(Layout region listing)
========================

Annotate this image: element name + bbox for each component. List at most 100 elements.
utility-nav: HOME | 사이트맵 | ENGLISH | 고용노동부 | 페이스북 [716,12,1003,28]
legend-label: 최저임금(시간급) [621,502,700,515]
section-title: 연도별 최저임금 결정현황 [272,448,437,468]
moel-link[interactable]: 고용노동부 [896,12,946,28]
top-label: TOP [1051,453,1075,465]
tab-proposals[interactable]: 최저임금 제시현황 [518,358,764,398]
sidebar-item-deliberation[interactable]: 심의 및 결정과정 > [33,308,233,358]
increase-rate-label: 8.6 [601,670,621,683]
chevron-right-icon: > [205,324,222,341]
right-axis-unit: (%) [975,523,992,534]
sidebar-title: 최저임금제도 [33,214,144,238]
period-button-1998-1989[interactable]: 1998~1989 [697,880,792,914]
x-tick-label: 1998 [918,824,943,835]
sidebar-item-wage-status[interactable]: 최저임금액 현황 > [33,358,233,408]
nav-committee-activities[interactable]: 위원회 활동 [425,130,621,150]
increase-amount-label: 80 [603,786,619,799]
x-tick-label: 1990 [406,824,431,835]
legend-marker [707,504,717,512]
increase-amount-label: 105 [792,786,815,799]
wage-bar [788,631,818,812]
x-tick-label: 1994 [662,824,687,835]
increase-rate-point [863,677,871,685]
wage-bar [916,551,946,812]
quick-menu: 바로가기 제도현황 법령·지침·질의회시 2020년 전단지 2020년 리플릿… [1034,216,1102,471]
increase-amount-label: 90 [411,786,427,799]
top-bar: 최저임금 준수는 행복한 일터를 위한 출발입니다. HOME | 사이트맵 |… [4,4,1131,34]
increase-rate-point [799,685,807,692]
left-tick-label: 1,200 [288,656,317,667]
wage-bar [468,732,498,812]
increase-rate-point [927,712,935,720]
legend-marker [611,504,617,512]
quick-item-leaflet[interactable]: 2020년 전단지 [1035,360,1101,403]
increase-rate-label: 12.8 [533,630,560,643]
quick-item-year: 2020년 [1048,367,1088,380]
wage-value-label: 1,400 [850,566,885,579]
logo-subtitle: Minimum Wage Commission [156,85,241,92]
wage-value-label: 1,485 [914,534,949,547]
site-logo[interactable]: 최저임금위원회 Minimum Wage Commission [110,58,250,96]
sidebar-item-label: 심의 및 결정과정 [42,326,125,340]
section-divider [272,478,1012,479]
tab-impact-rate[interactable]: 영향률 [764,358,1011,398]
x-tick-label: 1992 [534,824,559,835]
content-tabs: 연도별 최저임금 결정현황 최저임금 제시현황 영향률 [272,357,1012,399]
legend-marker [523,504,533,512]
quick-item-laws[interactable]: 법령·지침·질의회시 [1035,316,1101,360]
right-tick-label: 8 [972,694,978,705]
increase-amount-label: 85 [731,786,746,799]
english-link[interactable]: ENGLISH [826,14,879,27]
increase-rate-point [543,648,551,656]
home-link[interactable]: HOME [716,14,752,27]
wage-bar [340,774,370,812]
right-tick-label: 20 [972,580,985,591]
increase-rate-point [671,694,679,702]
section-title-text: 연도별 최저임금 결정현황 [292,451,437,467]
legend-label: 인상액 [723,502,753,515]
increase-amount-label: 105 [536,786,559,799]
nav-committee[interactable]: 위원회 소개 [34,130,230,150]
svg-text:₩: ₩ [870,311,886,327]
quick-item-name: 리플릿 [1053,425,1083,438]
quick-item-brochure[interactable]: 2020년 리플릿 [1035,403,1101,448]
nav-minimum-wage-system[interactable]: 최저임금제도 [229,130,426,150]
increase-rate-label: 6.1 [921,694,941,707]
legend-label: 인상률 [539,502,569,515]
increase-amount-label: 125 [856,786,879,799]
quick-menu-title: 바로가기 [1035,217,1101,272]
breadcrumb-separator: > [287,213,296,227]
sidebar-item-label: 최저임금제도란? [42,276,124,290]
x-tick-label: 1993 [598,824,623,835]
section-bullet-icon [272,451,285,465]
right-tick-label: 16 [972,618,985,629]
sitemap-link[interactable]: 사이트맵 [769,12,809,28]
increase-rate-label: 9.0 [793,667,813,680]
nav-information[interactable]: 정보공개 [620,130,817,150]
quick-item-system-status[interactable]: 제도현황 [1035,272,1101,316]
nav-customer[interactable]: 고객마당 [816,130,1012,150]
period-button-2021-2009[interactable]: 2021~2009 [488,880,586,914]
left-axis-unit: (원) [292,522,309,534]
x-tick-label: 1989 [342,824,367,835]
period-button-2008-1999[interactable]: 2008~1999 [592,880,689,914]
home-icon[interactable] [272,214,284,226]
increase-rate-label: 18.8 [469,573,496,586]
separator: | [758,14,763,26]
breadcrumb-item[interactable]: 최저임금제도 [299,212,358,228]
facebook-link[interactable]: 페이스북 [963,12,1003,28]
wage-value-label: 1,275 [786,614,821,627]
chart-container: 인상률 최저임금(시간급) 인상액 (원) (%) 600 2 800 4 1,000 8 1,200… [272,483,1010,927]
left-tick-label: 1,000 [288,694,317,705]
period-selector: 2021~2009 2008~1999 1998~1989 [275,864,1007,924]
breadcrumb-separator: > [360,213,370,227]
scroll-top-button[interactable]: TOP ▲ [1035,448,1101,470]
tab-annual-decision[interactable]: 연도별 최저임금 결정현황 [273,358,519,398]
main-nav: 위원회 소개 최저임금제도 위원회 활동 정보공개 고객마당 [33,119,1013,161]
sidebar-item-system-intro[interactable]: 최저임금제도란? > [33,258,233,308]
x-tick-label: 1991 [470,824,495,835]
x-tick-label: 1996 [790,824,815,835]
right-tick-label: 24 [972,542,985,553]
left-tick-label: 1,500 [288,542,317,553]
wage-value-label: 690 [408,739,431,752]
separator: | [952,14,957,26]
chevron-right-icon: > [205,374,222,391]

========================

Can you copy out every line of this listing verbatim?

> [Output for this task]
Annotate this image: element name + bbox for each component. List at most 100 elements.
utility-nav: HOME | 사이트맵 | ENGLISH | 고용노동부 | 페이스북 [716,12,1003,28]
legend-label: 최저임금(시간급) [621,502,700,515]
section-title: 연도별 최저임금 결정현황 [272,448,437,468]
moel-link[interactable]: 고용노동부 [896,12,946,28]
top-label: TOP [1051,453,1075,465]
tab-proposals[interactable]: 최저임금 제시현황 [518,358,764,398]
sidebar-item-deliberation[interactable]: 심의 및 결정과정 > [33,308,233,358]
increase-rate-label: 8.6 [601,670,621,683]
chevron-right-icon: > [205,324,222,341]
right-axis-unit: (%) [975,523,992,534]
sidebar-title: 최저임금제도 [33,214,144,238]
period-button-1998-1989[interactable]: 1998~1989 [697,880,792,914]
x-tick-label: 1998 [918,824,943,835]
sidebar-item-wage-status[interactable]: 최저임금액 현황 > [33,358,233,408]
nav-committee-activities[interactable]: 위원회 활동 [425,130,621,150]
increase-amount-label: 80 [603,786,619,799]
x-tick-label: 1990 [406,824,431,835]
legend-marker [707,504,717,512]
increase-amount-label: 105 [792,786,815,799]
wage-bar [788,631,818,812]
x-tick-label: 1994 [662,824,687,835]
increase-rate-point [863,677,871,685]
wage-bar [916,551,946,812]
quick-menu: 바로가기 제도현황 법령·지침·질의회시 2020년 전단지 2020년 리플릿… [1034,216,1102,471]
increase-amount-label: 90 [411,786,427,799]
top-bar: 최저임금 준수는 행복한 일터를 위한 출발입니다. HOME | 사이트맵 |… [4,4,1131,34]
increase-rate-point [799,685,807,692]
left-tick-label: 1,200 [288,656,317,667]
wage-bar [468,732,498,812]
increase-rate-point [927,712,935,720]
legend-marker [611,504,617,512]
quick-item-leaflet[interactable]: 2020년 전단지 [1035,360,1101,403]
increase-rate-label: 12.8 [533,630,560,643]
quick-item-year: 2020년 [1048,367,1088,380]
wage-value-label: 1,400 [850,566,885,579]
logo-subtitle: Minimum Wage Commission [156,85,241,92]
wage-value-label: 1,485 [914,534,949,547]
site-logo[interactable]: 최저임금위원회 Minimum Wage Commission [110,58,250,96]
sidebar-item-label: 심의 및 결정과정 [42,326,125,340]
section-divider [272,478,1012,479]
tab-impact-rate[interactable]: 영향률 [764,358,1011,398]
x-tick-label: 1992 [534,824,559,835]
content-tabs: 연도별 최저임금 결정현황 최저임금 제시현황 영향률 [272,357,1012,399]
legend-marker [523,504,533,512]
quick-item-laws[interactable]: 법령·지침·질의회시 [1035,316,1101,360]
right-tick-label: 8 [972,694,978,705]
increase-amount-label: 85 [731,786,746,799]
english-link[interactable]: ENGLISH [826,14,879,27]
increase-rate-point [543,648,551,656]
home-link[interactable]: HOME [716,14,752,27]
wage-bar [340,774,370,812]
right-tick-label: 20 [972,580,985,591]
increase-rate-point [671,694,679,702]
section-title-text: 연도별 최저임금 결정현황 [292,451,437,467]
legend-label: 인상액 [723,502,753,515]
increase-amount-label: 105 [536,786,559,799]
nav-committee[interactable]: 위원회 소개 [34,130,230,150]
svg-text:₩: ₩ [870,311,886,327]
quick-item-name: 리플릿 [1053,425,1083,438]
quick-item-brochure[interactable]: 2020년 리플릿 [1035,403,1101,448]
nav-minimum-wage-system[interactable]: 최저임금제도 [229,130,426,150]
increase-rate-label: 6.1 [921,694,941,707]
legend-label: 인상률 [539,502,569,515]
increase-amount-label: 125 [856,786,879,799]
quick-menu-title: 바로가기 [1035,217,1101,272]
breadcrumb-separator: > [287,213,296,227]
sidebar-item-label: 최저임금제도란? [42,276,124,290]
x-tick-label: 1993 [598,824,623,835]
section-bullet-icon [272,451,285,465]
right-tick-label: 16 [972,618,985,629]
sitemap-link[interactable]: 사이트맵 [769,12,809,28]
increase-rate-label: 9.0 [793,667,813,680]
nav-information[interactable]: 정보공개 [620,130,817,150]
quick-item-system-status[interactable]: 제도현황 [1035,272,1101,316]
nav-customer[interactable]: 고객마당 [816,130,1012,150]
period-button-2021-2009[interactable]: 2021~2009 [488,880,586,914]
left-axis-unit: (원) [292,522,309,534]
x-tick-label: 1989 [342,824,367,835]
period-button-2008-1999[interactable]: 2008~1999 [592,880,689,914]
home-icon[interactable] [272,214,284,226]
increase-rate-label: 18.8 [469,573,496,586]
separator: | [758,14,763,26]
breadcrumb-item[interactable]: 최저임금제도 [299,212,358,228]
facebook-link[interactable]: 페이스북 [963,12,1003,28]
wage-value-label: 1,275 [786,614,821,627]
chart-container: 인상률 최저임금(시간급) 인상액 (원) (%) 600 2 800 4 1,000 8 1,200… [272,483,1010,927]
left-tick-label: 1,000 [288,694,317,705]
period-selector: 2021~2009 2008~1999 1998~1989 [275,864,1007,924]
breadcrumb-separator: > [360,213,370,227]
scroll-top-button[interactable]: TOP ▲ [1035,448,1101,470]
tab-annual-decision[interactable]: 연도별 최저임금 결정현황 [273,358,519,398]
main-nav: 위원회 소개 최저임금제도 위원회 활동 정보공개 고객마당 [33,119,1013,161]
sidebar-item-system-intro[interactable]: 최저임금제도란? > [33,258,233,308]
x-tick-label: 1991 [470,824,495,835]
x-tick-label: 1996 [790,824,815,835]
right-tick-label: 24 [972,542,985,553]
left-tick-label: 1,500 [288,542,317,553]
wage-value-label: 690 [408,739,431,752]
separator: | [952,14,957,26]
chevron-right-icon: > [205,374,222,391]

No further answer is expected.